▶ What you should do:
Reproduce the items below verbatim, starting at the line containing "Localize all elements." and ending at the line containing "main-formula: H N O3 [25,34,225,69]", with both of those lines included. Omit the pictures.

▶ Records for the task:
########################################
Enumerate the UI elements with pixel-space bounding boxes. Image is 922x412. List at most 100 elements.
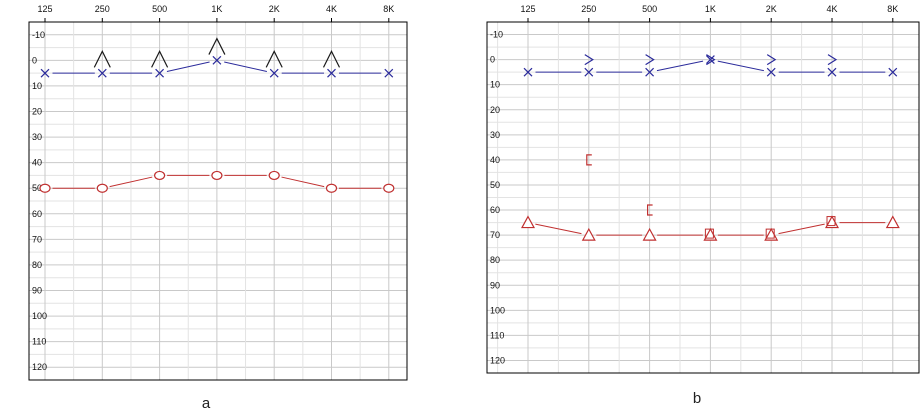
########################################
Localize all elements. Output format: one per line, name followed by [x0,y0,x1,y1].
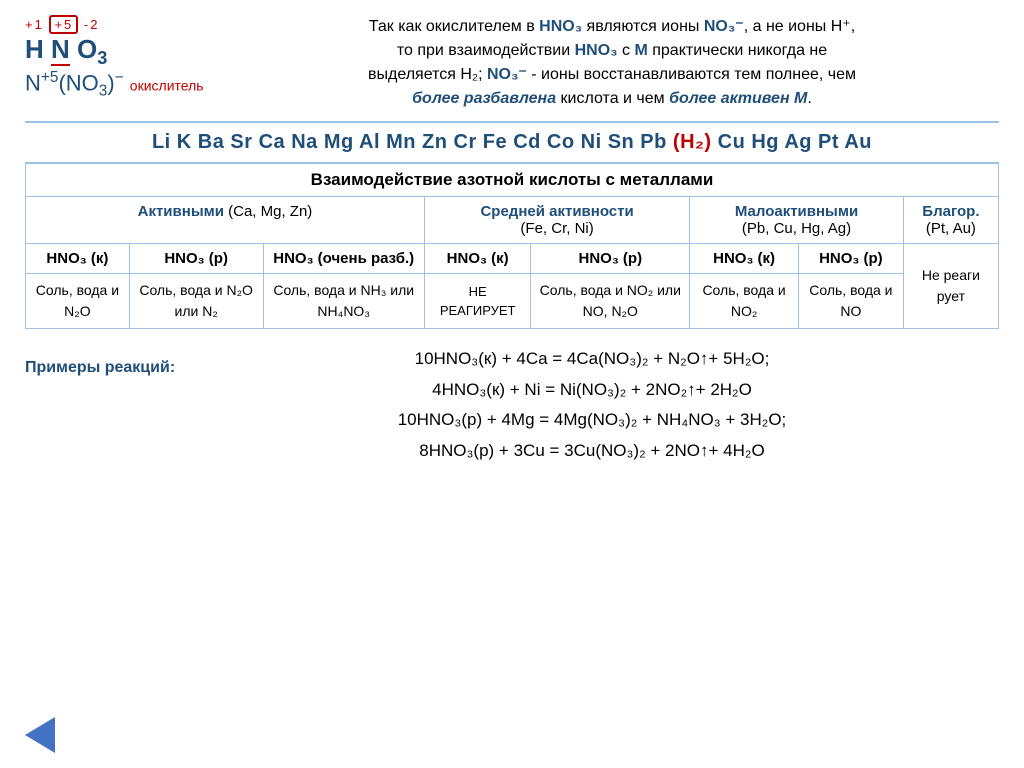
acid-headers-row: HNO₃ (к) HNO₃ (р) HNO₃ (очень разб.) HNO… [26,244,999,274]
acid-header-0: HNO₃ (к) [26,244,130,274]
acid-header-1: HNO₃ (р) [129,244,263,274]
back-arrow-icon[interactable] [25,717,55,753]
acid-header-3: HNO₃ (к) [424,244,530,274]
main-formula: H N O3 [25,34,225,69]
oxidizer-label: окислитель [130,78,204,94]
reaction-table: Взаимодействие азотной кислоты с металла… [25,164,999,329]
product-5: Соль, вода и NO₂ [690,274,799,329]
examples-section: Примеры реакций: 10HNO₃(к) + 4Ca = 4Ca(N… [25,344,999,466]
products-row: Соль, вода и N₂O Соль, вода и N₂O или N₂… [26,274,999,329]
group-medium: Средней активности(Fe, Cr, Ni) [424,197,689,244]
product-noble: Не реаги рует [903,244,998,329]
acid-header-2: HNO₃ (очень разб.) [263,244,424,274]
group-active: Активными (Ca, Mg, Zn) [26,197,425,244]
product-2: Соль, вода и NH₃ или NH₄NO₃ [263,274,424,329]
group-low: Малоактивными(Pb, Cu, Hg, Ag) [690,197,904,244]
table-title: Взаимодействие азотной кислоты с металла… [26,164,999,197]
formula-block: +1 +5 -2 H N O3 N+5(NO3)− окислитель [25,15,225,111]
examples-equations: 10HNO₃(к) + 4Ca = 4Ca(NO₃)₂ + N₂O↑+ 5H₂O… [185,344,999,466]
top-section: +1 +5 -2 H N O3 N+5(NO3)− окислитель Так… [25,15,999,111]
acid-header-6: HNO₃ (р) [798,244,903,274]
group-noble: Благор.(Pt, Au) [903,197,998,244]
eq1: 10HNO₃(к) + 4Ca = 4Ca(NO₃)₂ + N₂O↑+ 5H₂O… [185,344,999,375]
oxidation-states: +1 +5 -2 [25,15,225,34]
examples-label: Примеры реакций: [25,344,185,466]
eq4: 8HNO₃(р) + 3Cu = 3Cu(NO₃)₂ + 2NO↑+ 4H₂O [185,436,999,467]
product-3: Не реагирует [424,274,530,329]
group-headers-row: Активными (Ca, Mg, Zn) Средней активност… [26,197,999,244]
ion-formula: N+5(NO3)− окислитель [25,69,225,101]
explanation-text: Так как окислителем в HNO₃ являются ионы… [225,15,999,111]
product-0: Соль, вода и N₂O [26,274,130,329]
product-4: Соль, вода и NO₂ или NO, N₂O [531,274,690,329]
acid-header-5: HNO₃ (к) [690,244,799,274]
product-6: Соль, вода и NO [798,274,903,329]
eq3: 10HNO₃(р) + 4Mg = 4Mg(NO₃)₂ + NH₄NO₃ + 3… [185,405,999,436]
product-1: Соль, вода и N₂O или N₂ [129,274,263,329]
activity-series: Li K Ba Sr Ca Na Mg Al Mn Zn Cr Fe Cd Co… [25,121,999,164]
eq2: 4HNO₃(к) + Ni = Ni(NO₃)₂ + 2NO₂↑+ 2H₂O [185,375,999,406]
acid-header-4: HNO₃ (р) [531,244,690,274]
########################################
▶ Answer:
Localize all elements. Output format: one per line, name followed by [x0,y0,x1,y1].
acid-headers-row: HNO₃ (к) HNO₃ (р) HNO₃ (очень разб.) HNO… [26,244,999,274]
acid-header-0: HNO₃ (к) [26,244,130,274]
acid-header-1: HNO₃ (р) [129,244,263,274]
back-arrow-icon[interactable] [25,717,55,753]
acid-header-3: HNO₃ (к) [424,244,530,274]
main-formula: H N O3 [25,34,225,69]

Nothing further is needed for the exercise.